Set exercise - Using the data below, gather each line that includes the word "compiled".

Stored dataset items
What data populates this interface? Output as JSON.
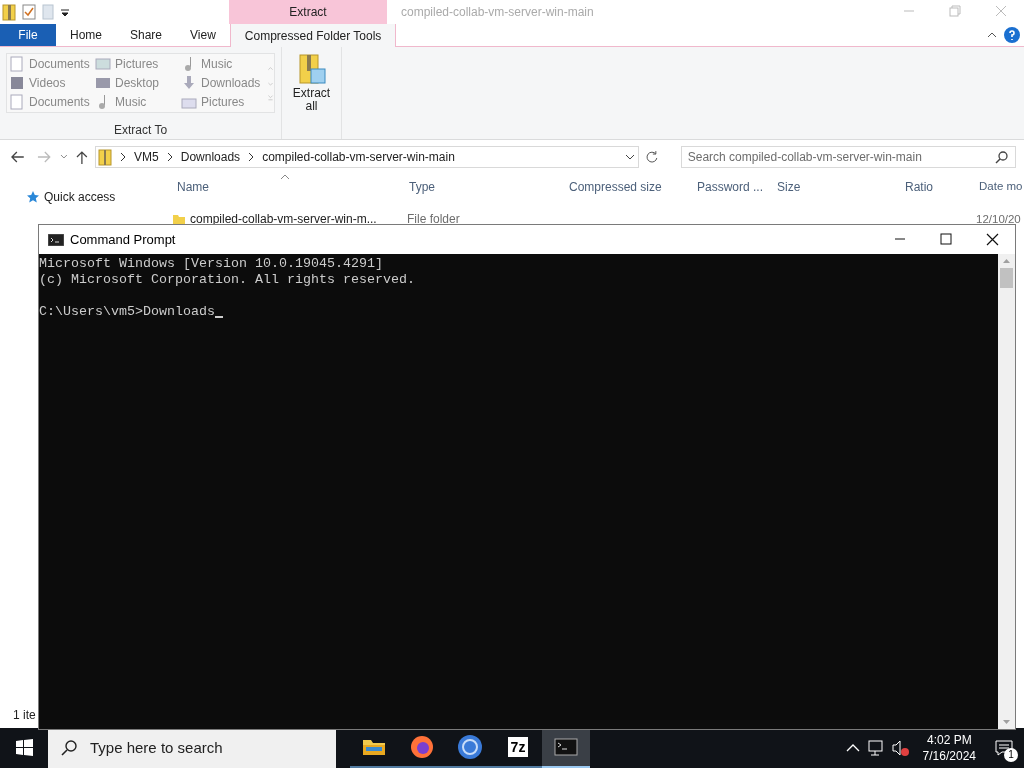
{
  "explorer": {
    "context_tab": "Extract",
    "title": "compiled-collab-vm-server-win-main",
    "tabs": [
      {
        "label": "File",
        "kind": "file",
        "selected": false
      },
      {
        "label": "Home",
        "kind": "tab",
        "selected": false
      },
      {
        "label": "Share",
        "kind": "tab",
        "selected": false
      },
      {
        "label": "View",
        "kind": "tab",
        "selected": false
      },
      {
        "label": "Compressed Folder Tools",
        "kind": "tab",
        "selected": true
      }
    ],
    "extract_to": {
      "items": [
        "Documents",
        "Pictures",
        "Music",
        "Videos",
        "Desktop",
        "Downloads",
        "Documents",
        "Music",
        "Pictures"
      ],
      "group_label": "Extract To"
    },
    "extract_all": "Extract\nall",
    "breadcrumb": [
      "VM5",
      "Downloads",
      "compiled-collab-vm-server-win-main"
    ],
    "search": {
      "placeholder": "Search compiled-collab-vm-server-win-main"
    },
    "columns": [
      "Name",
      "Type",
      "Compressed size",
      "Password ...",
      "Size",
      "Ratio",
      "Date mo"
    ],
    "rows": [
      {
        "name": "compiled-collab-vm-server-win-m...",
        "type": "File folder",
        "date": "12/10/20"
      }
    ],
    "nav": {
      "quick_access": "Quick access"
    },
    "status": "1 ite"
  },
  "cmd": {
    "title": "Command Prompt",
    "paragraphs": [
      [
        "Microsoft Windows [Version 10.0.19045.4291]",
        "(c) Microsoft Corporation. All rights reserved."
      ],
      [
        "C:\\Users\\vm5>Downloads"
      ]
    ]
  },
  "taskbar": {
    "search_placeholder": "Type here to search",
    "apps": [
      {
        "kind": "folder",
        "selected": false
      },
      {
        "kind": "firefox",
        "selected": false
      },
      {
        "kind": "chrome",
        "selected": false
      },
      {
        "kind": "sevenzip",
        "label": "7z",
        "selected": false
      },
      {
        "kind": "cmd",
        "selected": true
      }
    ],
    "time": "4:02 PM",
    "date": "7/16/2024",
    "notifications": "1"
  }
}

Answer to this exercise -
    "title": "compiled-collab-vm-server-win-main",
      "compiled-collab-vm-server-win-main"
      "placeholder": "Search compiled-collab-vm-server-win-main"
        "name": "compiled-collab-vm-server-win-m...",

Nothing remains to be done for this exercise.